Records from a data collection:
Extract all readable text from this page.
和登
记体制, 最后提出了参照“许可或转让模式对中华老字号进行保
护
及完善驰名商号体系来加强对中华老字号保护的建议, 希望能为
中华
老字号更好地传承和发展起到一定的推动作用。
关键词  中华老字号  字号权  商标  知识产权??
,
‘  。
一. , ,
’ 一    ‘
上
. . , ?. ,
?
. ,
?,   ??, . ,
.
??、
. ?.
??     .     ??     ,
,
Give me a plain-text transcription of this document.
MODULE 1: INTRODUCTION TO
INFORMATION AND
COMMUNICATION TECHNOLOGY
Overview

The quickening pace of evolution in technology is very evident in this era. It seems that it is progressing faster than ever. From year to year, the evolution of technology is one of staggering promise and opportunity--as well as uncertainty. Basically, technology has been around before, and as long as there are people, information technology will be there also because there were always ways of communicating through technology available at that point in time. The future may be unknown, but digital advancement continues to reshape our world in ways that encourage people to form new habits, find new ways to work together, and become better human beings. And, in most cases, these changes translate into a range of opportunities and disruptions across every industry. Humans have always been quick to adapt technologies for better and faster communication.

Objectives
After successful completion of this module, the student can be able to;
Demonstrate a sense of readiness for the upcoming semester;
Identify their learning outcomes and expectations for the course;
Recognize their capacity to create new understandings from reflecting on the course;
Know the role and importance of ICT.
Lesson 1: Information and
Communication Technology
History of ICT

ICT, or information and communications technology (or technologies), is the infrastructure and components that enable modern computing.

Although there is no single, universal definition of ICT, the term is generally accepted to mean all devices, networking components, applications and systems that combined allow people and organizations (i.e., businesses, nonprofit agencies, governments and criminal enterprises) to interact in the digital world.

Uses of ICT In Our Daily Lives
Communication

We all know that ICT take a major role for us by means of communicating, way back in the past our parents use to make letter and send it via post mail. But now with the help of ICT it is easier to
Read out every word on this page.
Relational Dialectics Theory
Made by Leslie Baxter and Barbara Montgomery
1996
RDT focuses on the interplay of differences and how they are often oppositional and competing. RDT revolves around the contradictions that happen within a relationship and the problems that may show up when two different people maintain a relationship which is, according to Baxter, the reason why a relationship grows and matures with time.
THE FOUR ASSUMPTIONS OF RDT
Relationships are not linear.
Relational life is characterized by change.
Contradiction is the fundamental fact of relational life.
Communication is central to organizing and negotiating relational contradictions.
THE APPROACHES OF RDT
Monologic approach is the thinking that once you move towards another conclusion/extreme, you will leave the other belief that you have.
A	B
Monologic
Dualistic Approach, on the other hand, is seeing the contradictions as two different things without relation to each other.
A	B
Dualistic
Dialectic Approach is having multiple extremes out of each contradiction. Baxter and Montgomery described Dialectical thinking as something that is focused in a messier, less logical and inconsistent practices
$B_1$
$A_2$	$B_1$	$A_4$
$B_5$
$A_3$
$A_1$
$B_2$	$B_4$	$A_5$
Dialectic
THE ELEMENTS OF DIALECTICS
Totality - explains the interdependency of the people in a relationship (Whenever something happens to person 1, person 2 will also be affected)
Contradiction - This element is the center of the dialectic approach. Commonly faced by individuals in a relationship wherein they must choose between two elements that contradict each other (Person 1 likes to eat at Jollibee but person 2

◆ WHAT YOU WILL DO
Find every line in the records above that contains the word "they", and copy each one.

◆ EXPECTED ANSWER
RDT focuses on the interplay of differences and how they are often oppositional and competing. RDT revolves around the contradictions that happen within a relationship and the problems that may show up when two different people maintain a relationship which is, according to Baxter, the reason why a relationship grows and matures with time.
Contradiction - This element is the center of the dialectic approach. Commonly faced by individuals in a relationship wherein they must choose between two elements that contradict each other (Person 1 likes to eat at Jollibee but person 2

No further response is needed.